• **WHAT YOU NEED TO DO**:
Each record that follows should be repeated exactly, minus any images.

— Start DATA FOR THE TASK —

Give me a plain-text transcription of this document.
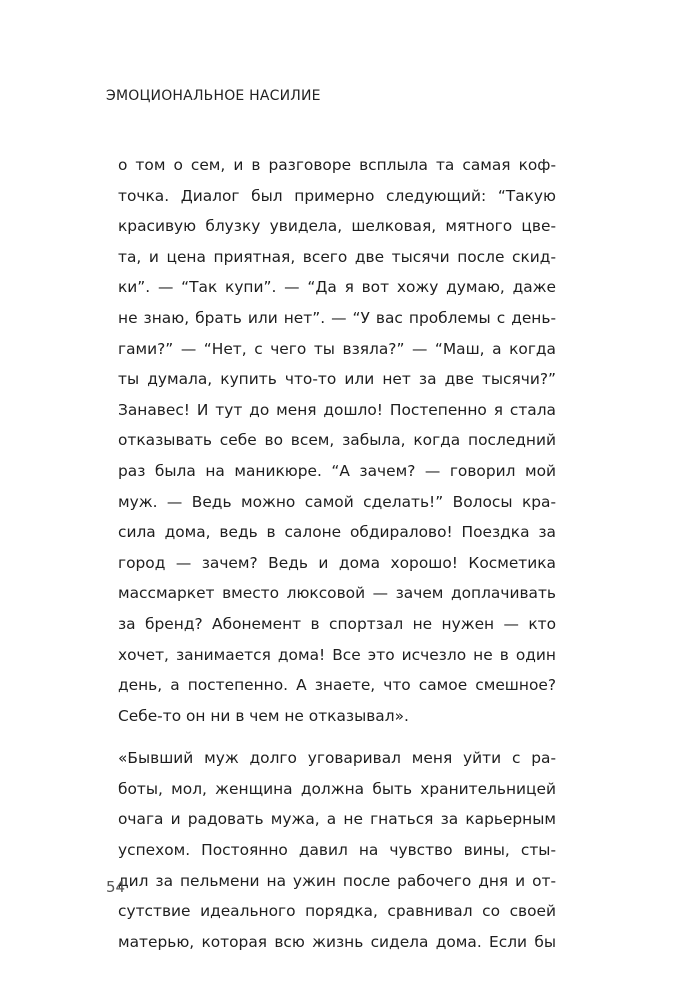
ЭМОЦИОНАЛЬНОЕ НАСИЛИЕ

о том о сем, и в разговоре всплыла та самая коф-
точка. Диалог был примерно следующий: “Такую
красивую блузку увидела, шелковая, мятного цве-
та, и цена приятная, всего две тысячи после скид-
ки”. — “Так купи”. — “Да я вот хожу думаю, даже
не знаю, брать или нет”. — “У вас проблемы с день-
гами?” — “Нет, с чего ты взяла?” — “Маш, а когда
ты думала, купить что-то или нет за две тысячи?”
Занавес! И тут до меня дошло! Постепенно я стала
отказывать себе во всем, забыла, когда последний
раз была на маникюре. “А зачем? — говорил мой
муж. — Ведь можно самой сделать!” Волосы кра-
сила дома, ведь в салоне обдиралово! Поездка за
город — зачем? Ведь и дома хорошо! Косметика
массмаркет вместо люксовой — зачем доплачивать
за бренд? Абонемент в спортзал не нужен — кто
хочет, занимается дома! Все это исчезло не в один
день, а постепенно. А знаете, что самое смешное?
Себе-то он ни в чем не отказывал».

«Бывший муж долго уговаривал меня уйти с ра-
боты, мол, женщина должна быть хранительницей
очага и радовать мужа, а не гнаться за карьерным
успехом. Постоянно давил на чувство вины, сты-
дил за пельмени на ужин после рабочего дня и от-
сутствие идеального порядка, сравнивал со своей
матерью, которая всю жизнь сидела дома. Если бы

54
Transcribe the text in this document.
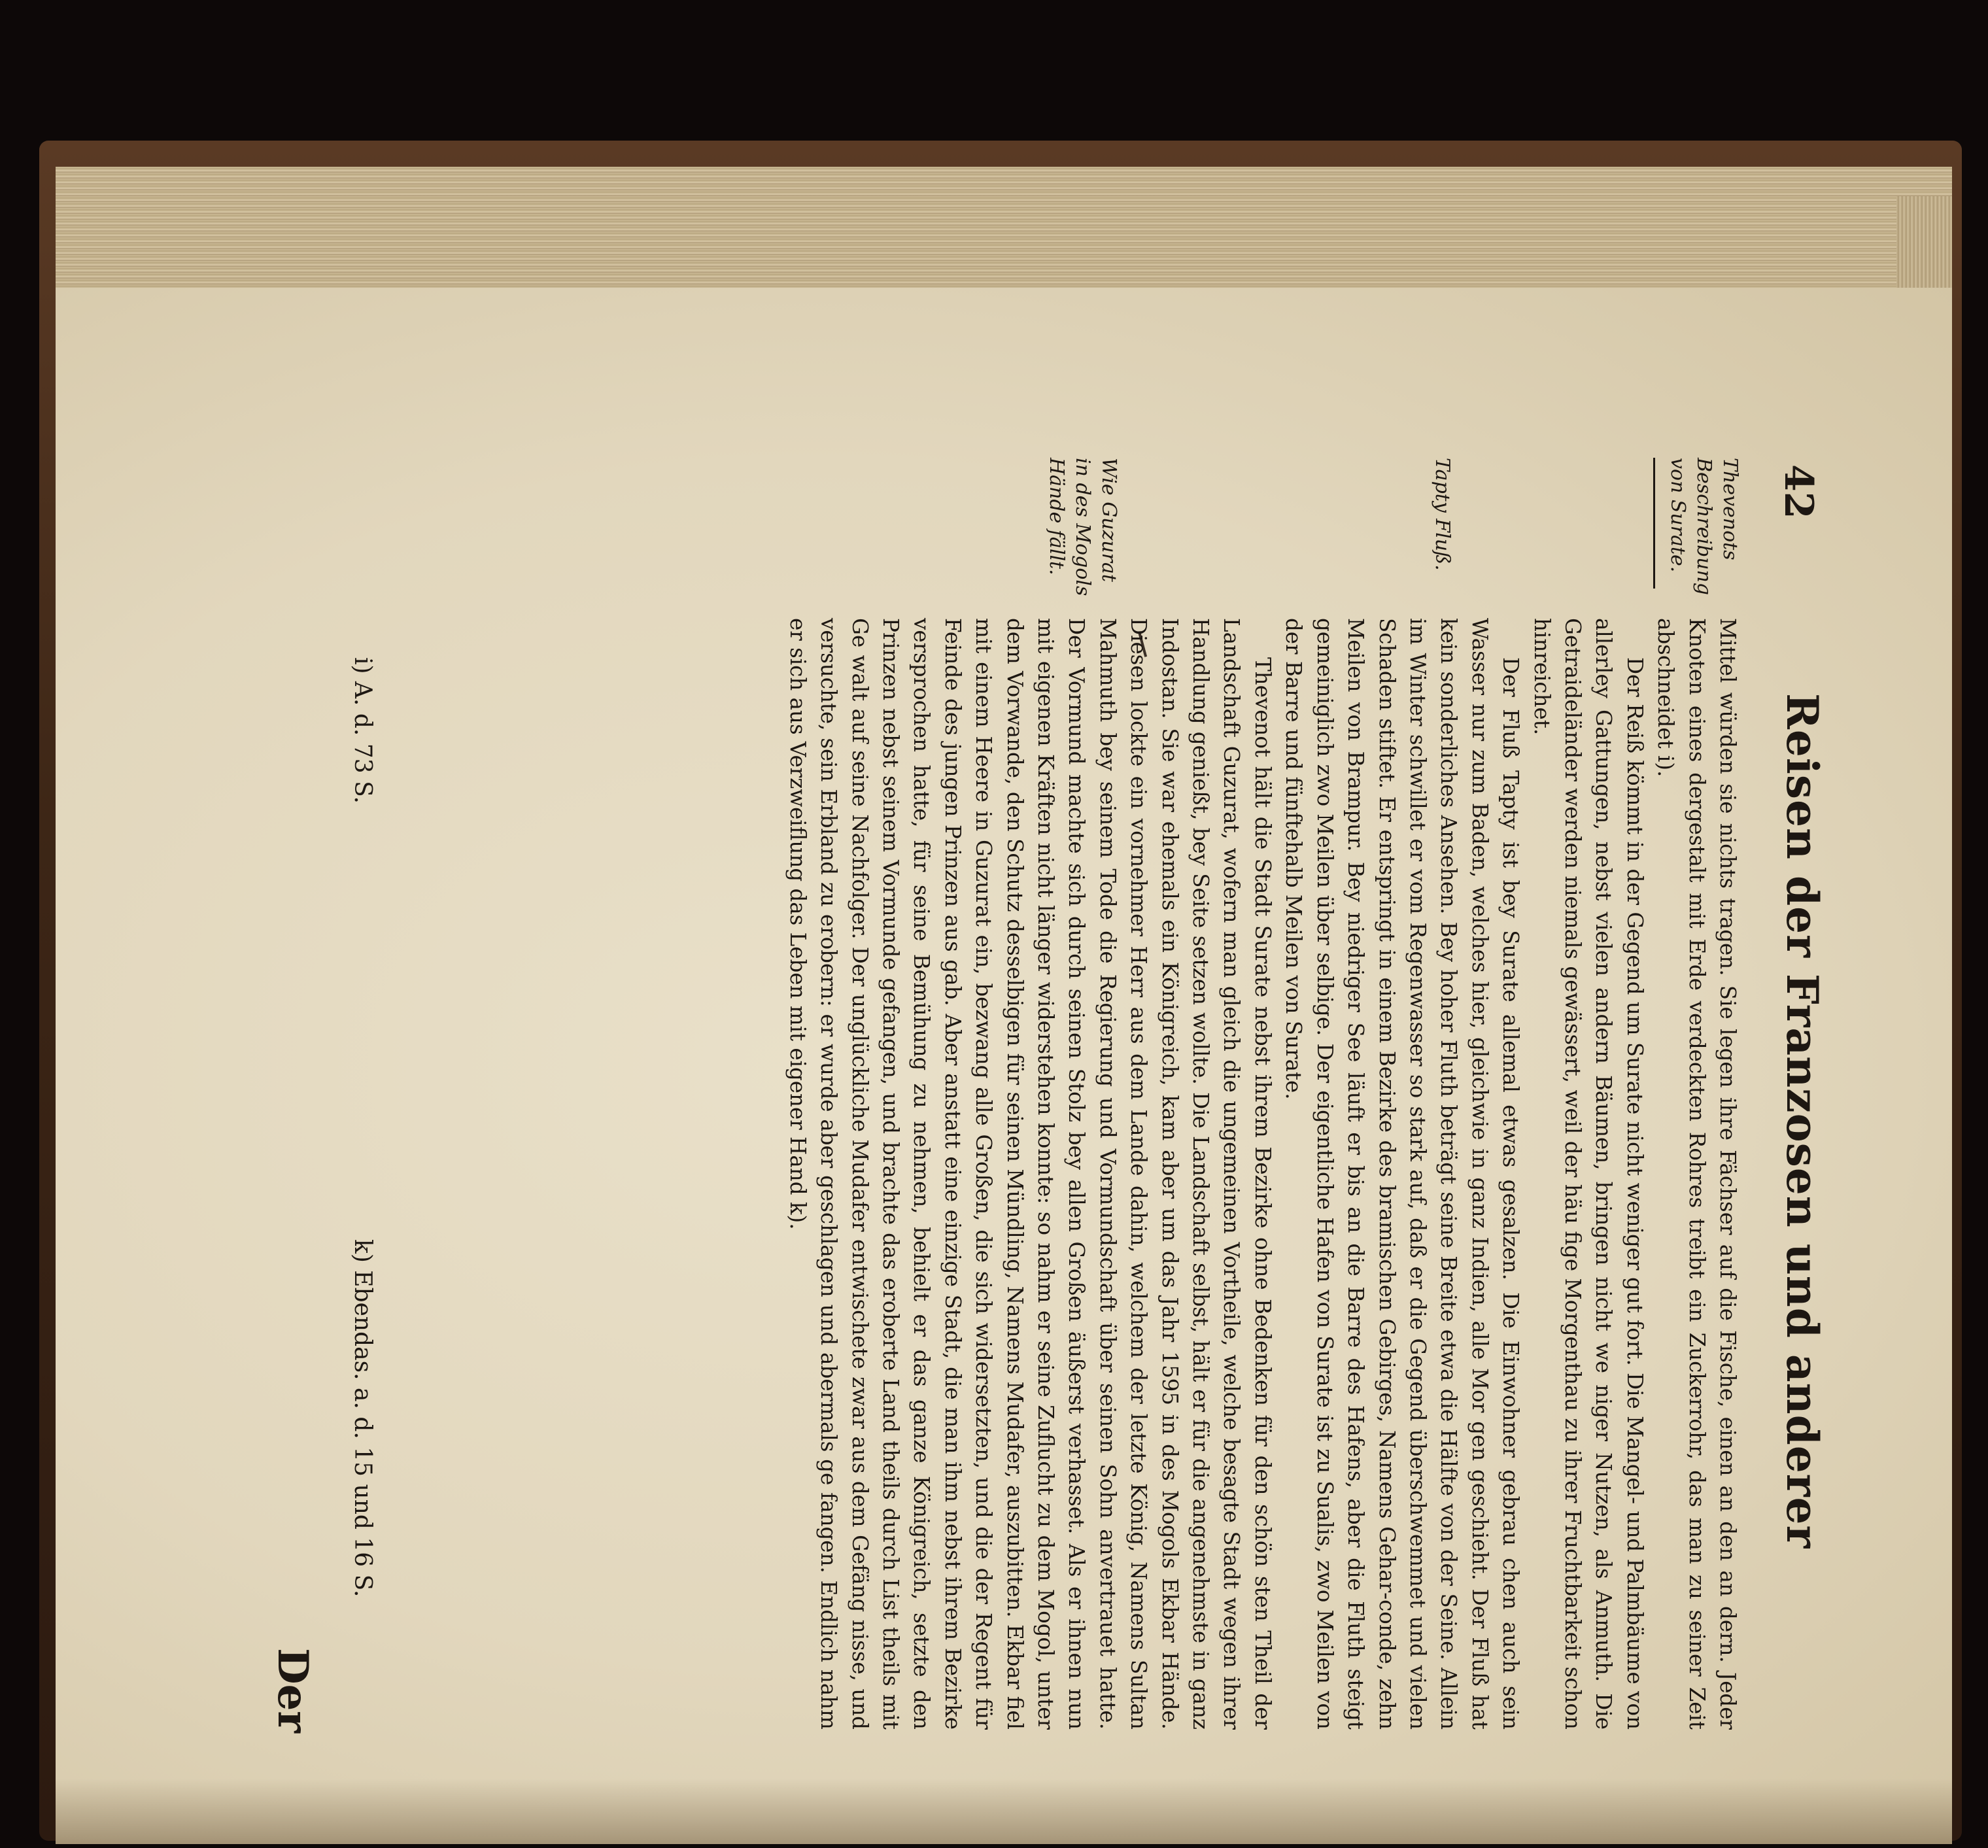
42
Reisen der Franzosen und anderer
Thevenots Beschreibung von Surate.
Tapty Fluß.
Wie Guzurat in des Mogols Hände fällt.

Mittel würden sie nichts tragen. Sie legen ihre Fächser auf die Fische, einen an den an dern. Jeder Knoten eines dergestalt mit Erde verdeckten Rohres treibt ein Zuckerrohr, das man zu seiner Zeit abschneidet i).

Der Reiß kömmt in der Gegend um Surate nicht weniger gut fort. Die Mangel- und Palmbäume von allerley Gattungen, nebst vielen andern Bäumen, bringen nicht we niger Nutzen, als Anmuth. Die Getraideländer werden niemals gewässert, weil der häu fige Morgenthau zu ihrer Fruchtbarkeit schon hinreichet.

Der Fluß Tapty ist bey Surate allemal etwas gesalzen. Die Einwohner gebrau chen auch sein Wasser nur zum Baden, welches hier, gleichwie in ganz Indien, alle Mor gen geschieht. Der Fluß hat kein sonderliches Ansehen. Bey hoher Fluth beträgt seine Breite etwa die Hälfte von der Seine. Allein im Winter schwillet er vom Regenwasser so stark auf, daß er die Gegend überschwemmet und vielen Schaden stiftet. Er entspringt in einem Bezirke des bramischen Gebirges, Namens Gehar-conde, zehn Meilen von Brampur. Bey niedriger See läuft er bis an die Barre des Hafens, aber die Fluth steigt gemeiniglich zwo Meilen über selbige. Der eigentliche Hafen von Surate ist zu Sualis, zwo Meilen von der Barre und fünftehalb Meilen von Surate.

Thevenot hält die Stadt Surate nebst ihrem Bezirke ohne Bedenken für den schön sten Theil der Landschaft Guzurat, wofern man gleich die ungemeinen Vortheile, welche besagte Stadt wegen ihrer Handlung genießt, bey Seite setzen wollte. Die Landschaft selbst, hält er für die angenehmste in ganz Indostan. Sie war ehemals ein Königreich, kam aber um das Jahr 1595 in des Mogols Ekbar Hände. Diesen lockte ein vornehmer Herr aus dem Lande dahin, welchem der letzte König, Namens Sultan Mahmuth bey seinem Tode die Regierung und Vormundschaft über seinen Sohn anvertrauet hatte. Der Vormund machte sich durch seinen Stolz bey allen Großen äußerst verhasset. Als er ihnen nun mit eigenen Kräften nicht länger widerstehen konnte: so nahm er seine Zuflucht zu dem Mogol, unter dem Vorwande, den Schutz desselbigen für seinen Mündling, Namens Mudafer, auszubitten. Ekbar fiel mit einem Heere in Guzurat ein, bezwang alle Großen, die sich widersetzten, und die der Regent für Feinde des jungen Prinzen aus gab. Aber anstatt eine einzige Stadt, die man ihm nebst ihrem Bezirke versprochen hatte, für seine Bemühung zu nehmen, behielt er das ganze Königreich, setzte den Prinzen nebst seinem Vormunde gefangen, und brachte das eroberte Land theils durch List theils mit Ge walt auf seine Nachfolger. Der unglückliche Mudafer entwischete zwar aus dem Gefäng nisse, und versuchte, sein Erbland zu erobern: er wurde aber geschlagen und abermals ge fangen. Endlich nahm er sich aus Verzweiflung das Leben mit eigener Hand k).

i) A. d. 73 S.
k) Ebendas. a. d. 15 und 16 S.
Der
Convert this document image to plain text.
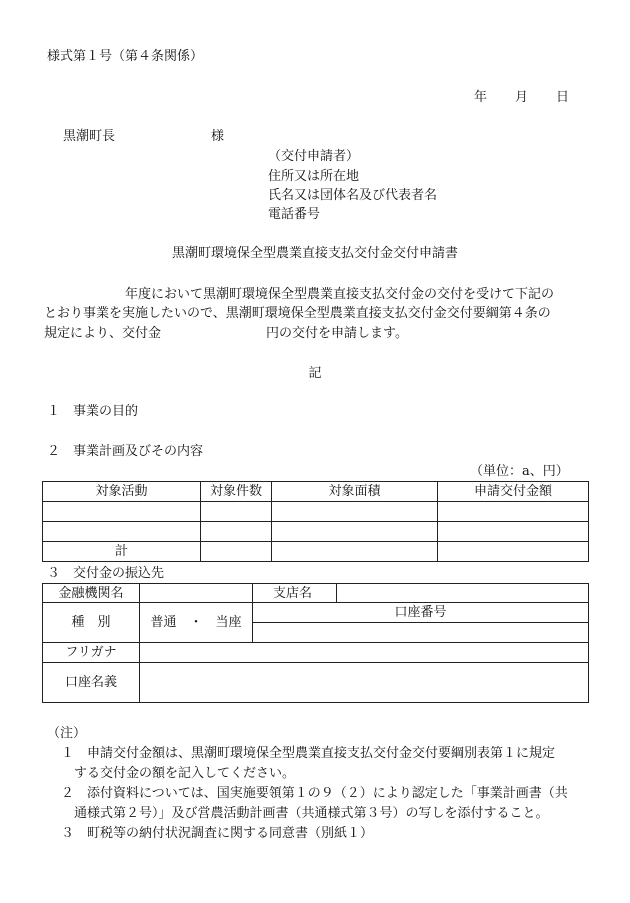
様式第１号（第４条関係）
年 月 日
黒潮町長	様
（交付申請者）
住所又は所在地
氏名又は団体名及び代表者名
電話番号
黒潮町環境保全型農業直接支払交付金交付申請書
年度において黒潮町環境保全型農業直接支払交付金の交付を受けて下記の
とおり事業を実施したいので、黒潮町環境保全型農業直接支払交付金交付要綱第４条の
規定により、交付金	円の交付を申請します。
記
１　事業の目的
２　事業計画及びその内容
（単位：a、円）
対象活動	対象件数	対象面積	申請交付金額

計			
３　交付金の振込先
金融機関名		支店名	
種　別	普通　・　当座	口座番号	

フリガナ			
口座名義			
（注）
１　申請交付金額は、黒潮町環境保全型農業直接支払交付金交付要綱別表第１に規定
する交付金の額を記入してください。
２　添付資料については、国実施要領第１の９（２）により認定した「事業計画書（共
通様式第２号）」及び営農活動計画書（共通様式第３号）の写しを添付すること。
３　町税等の納付状況調査に関する同意書（別紙１）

— End DATA FOR THE TASK —

• **TASK RESPONSE**:
Give me a plain-text transcription of this document.
ЭМОЦИОНАЛЬНОЕ НАСИЛИЕ

о том о сем, и в разговоре всплыла та самая коф-
точка. Диалог был примерно следующий: “Такую
красивую блузку увидела, шелковая, мятного цве-
та, и цена приятная, всего две тысячи после скид-
ки”. — “Так купи”. — “Да я вот хожу думаю, даже
не знаю, брать или нет”. — “У вас проблемы с день-
гами?” — “Нет, с чего ты взяла?” — “Маш, а когда
ты думала, купить что-то или нет за две тысячи?”
Занавес! И тут до меня дошло! Постепенно я стала
отказывать себе во всем, забыла, когда последний
раз была на маникюре. “А зачем? — говорил мой
муж. — Ведь можно самой сделать!” Волосы кра-
сила дома, ведь в салоне обдиралово! Поездка за
город — зачем? Ведь и дома хорошо! Косметика
массмаркет вместо люксовой — зачем доплачивать
за бренд? Абонемент в спортзал не нужен — кто
хочет, занимается дома! Все это исчезло не в один
день, а постепенно. А знаете, что самое смешное?
Себе-то он ни в чем не отказывал».

«Бывший муж долго уговаривал меня уйти с ра-
боты, мол, женщина должна быть хранительницей
очага и радовать мужа, а не гнаться за карьерным
успехом. Постоянно давил на чувство вины, сты-
дил за пельмени на ужин после рабочего дня и от-
сутствие идеального порядка, сравнивал со своей
матерью, которая всю жизнь сидела дома. Если бы

54
Transcribe the text in this document.
42
Reisen der Franzosen und anderer
Thevenots Beschreibung von Surate.
Tapty Fluß.
Wie Guzurat in des Mogols Hände fällt.

Mittel würden sie nichts tragen. Sie legen ihre Fächser auf die Fische, einen an den an dern. Jeder Knoten eines dergestalt mit Erde verdeckten Rohres treibt ein Zuckerrohr, das man zu seiner Zeit abschneidet i).

Der Reiß kömmt in der Gegend um Surate nicht weniger gut fort. Die Mangel- und Palmbäume von allerley Gattungen, nebst vielen andern Bäumen, bringen nicht we niger Nutzen, als Anmuth. Die Getraideländer werden niemals gewässert, weil der häu fige Morgenthau zu ihrer Fruchtbarkeit schon hinreichet.

Der Fluß Tapty ist bey Surate allemal etwas gesalzen. Die Einwohner gebrau chen auch sein Wasser nur zum Baden, welches hier, gleichwie in ganz Indien, alle Mor gen geschieht. Der Fluß hat kein sonderliches Ansehen. Bey hoher Fluth beträgt seine Breite etwa die Hälfte von der Seine. Allein im Winter schwillet er vom Regenwasser so stark auf, daß er die Gegend überschwemmet und vielen Schaden stiftet. Er entspringt in einem Bezirke des bramischen Gebirges, Namens Gehar-conde, zehn Meilen von Brampur. Bey niedriger See läuft er bis an die Barre des Hafens, aber die Fluth steigt gemeiniglich zwo Meilen über selbige. Der eigentliche Hafen von Surate ist zu Sualis, zwo Meilen von der Barre und fünftehalb Meilen von Surate.

Thevenot hält die Stadt Surate nebst ihrem Bezirke ohne Bedenken für den schön sten Theil der Landschaft Guzurat, wofern man gleich die ungemeinen Vortheile, welche besagte Stadt wegen ihrer Handlung genießt, bey Seite setzen wollte. Die Landschaft selbst, hält er für die angenehmste in ganz Indostan. Sie war ehemals ein Königreich, kam aber um das Jahr 1595 in des Mogols Ekbar Hände. Diesen lockte ein vornehmer Herr aus dem Lande dahin, welchem der letzte König, Namens Sultan Mahmuth bey seinem Tode die Regierung und Vormundschaft über seinen Sohn anvertrauet hatte. Der Vormund machte sich durch seinen Stolz bey allen Großen äußerst verhasset. Als er ihnen nun mit eigenen Kräften nicht länger widerstehen konnte: so nahm er seine Zuflucht zu dem Mogol, unter dem Vorwande, den Schutz desselbigen für seinen Mündling, Namens Mudafer, auszubitten. Ekbar fiel mit einem Heere in Guzurat ein, bezwang alle Großen, die sich widersetzten, und die der Regent für Feinde des jungen Prinzen aus gab. Aber anstatt eine einzige Stadt, die man ihm nebst ihrem Bezirke versprochen hatte, für seine Bemühung zu nehmen, behielt er das ganze Königreich, setzte den Prinzen nebst seinem Vormunde gefangen, und brachte das eroberte Land theils durch List theils mit Ge walt auf seine Nachfolger. Der unglückliche Mudafer entwischete zwar aus dem Gefäng nisse, und versuchte, sein Erbland zu erobern: er wurde aber geschlagen und abermals ge fangen. Endlich nahm er sich aus Verzweiflung das Leben mit eigener Hand k).

i) A. d. 73 S.
k) Ebendas. a. d. 15 und 16 S.
Der
Convert this document image to plain text.
様式第１号（第４条関係）
年 月 日
黒潮町長	様
（交付申請者）
住所又は所在地
氏名又は団体名及び代表者名
電話番号
黒潮町環境保全型農業直接支払交付金交付申請書
年度において黒潮町環境保全型農業直接支払交付金の交付を受けて下記の
とおり事業を実施したいので、黒潮町環境保全型農業直接支払交付金交付要綱第４条の
規定により、交付金	円の交付を申請します。
記
１　事業の目的
２　事業計画及びその内容
（単位：a、円）
対象活動	対象件数	対象面積	申請交付金額

計			
３　交付金の振込先
金融機関名		支店名	
種　別	普通　・　当座	口座番号	

フリガナ			
口座名義			
（注）
１　申請交付金額は、黒潮町環境保全型農業直接支払交付金交付要綱別表第１に規定
する交付金の額を記入してください。
２　添付資料については、国実施要領第１の９（２）により認定した「事業計画書（共
通様式第２号）」及び営農活動計画書（共通様式第３号）の写しを添付すること。
３　町税等の納付状況調査に関する同意書（別紙１）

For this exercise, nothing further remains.